▸ What to work on: Go through the listing beneath this task and return every line that carries the string "name".

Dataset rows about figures

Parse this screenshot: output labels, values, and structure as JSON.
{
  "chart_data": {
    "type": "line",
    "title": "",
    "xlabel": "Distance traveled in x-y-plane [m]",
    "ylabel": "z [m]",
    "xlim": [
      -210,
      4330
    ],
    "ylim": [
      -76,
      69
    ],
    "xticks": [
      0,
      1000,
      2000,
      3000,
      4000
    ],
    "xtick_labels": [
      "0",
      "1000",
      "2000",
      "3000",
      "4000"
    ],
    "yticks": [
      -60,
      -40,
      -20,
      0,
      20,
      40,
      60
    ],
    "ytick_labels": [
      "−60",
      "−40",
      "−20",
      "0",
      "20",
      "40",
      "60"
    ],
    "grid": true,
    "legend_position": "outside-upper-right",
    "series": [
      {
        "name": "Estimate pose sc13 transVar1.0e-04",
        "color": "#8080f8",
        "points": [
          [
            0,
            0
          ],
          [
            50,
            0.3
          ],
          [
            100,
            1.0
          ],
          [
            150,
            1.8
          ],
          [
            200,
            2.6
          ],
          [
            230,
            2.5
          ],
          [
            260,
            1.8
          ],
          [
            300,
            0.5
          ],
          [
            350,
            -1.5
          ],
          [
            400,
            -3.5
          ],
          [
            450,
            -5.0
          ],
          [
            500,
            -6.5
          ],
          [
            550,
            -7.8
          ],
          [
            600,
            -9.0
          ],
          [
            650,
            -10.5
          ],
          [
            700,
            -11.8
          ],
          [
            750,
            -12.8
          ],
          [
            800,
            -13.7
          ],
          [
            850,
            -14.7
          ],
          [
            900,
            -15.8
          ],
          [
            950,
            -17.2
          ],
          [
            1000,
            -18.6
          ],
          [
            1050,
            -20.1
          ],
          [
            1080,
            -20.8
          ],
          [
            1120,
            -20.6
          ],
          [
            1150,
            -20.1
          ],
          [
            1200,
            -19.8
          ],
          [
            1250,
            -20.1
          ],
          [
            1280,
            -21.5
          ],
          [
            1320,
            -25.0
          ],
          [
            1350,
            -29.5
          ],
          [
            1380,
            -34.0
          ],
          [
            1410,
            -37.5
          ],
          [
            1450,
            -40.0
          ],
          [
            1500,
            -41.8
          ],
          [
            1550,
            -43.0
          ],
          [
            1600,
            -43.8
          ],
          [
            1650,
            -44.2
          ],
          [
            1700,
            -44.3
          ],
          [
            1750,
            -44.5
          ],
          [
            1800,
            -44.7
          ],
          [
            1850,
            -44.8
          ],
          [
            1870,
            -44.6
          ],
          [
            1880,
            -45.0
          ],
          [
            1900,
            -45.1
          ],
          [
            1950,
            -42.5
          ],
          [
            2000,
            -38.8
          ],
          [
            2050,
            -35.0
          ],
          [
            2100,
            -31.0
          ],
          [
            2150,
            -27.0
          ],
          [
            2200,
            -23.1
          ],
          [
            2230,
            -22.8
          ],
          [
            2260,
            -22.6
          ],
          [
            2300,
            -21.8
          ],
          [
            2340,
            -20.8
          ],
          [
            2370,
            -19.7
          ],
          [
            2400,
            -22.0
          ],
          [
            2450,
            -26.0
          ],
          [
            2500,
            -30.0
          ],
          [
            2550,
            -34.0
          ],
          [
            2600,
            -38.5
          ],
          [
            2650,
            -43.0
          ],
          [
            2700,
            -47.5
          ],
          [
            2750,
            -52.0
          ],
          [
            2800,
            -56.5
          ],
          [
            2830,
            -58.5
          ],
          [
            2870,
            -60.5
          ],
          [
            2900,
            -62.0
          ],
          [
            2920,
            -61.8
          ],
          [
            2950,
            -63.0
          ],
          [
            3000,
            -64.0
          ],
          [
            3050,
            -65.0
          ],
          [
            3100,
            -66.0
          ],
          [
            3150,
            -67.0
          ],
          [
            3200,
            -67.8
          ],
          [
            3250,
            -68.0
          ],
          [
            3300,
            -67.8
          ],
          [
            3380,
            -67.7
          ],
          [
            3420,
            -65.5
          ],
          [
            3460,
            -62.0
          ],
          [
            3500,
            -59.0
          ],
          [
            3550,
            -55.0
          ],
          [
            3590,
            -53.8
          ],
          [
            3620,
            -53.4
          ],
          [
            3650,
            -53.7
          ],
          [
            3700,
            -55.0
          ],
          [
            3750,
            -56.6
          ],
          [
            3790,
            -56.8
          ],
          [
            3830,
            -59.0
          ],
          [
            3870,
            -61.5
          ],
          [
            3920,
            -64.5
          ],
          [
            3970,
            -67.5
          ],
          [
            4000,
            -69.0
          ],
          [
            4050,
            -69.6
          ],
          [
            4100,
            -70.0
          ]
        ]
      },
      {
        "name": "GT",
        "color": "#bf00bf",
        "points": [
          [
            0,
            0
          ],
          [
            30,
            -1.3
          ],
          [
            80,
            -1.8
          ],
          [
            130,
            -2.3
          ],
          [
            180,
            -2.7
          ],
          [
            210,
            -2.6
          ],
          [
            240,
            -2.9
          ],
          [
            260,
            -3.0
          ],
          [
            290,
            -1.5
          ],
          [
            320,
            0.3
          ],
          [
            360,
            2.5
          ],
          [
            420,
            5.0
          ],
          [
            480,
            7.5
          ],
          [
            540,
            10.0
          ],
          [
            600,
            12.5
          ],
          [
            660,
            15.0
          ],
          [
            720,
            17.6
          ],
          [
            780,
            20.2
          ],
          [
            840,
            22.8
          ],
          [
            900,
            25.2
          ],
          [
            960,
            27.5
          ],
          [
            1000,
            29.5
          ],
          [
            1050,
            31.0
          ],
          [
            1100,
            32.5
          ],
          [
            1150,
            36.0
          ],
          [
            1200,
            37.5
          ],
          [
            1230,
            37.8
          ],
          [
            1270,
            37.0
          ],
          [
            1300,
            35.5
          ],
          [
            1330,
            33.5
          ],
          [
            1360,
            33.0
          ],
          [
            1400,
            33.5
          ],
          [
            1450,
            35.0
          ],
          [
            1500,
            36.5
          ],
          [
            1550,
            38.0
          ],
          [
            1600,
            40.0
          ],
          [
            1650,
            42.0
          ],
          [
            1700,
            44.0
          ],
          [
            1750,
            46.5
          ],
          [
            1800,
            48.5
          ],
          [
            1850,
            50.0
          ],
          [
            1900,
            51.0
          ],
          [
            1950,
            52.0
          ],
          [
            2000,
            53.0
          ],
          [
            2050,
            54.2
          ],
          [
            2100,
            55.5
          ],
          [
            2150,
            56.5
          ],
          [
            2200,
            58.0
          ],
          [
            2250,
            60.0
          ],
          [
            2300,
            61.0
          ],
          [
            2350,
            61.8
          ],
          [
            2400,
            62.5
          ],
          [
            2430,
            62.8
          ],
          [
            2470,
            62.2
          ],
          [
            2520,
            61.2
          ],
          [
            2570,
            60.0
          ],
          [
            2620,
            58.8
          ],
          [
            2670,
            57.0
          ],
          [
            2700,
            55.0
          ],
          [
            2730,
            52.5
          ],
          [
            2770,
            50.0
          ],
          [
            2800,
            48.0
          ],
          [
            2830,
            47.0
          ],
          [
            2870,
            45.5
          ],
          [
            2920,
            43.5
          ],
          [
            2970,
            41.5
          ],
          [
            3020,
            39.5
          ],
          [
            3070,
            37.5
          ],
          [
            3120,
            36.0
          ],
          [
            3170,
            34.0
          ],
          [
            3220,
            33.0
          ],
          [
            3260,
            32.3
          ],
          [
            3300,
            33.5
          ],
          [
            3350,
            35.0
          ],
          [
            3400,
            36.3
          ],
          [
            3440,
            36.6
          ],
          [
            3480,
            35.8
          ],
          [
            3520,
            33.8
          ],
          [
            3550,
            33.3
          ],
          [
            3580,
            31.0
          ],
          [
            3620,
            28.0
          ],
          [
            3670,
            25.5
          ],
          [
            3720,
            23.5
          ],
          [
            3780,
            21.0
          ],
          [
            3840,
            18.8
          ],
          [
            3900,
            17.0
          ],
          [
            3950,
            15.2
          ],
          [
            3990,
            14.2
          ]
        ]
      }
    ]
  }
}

▸ Result:
        "name": "Estimate pose sc13 transVar1.0e-04",
        "name": "GT",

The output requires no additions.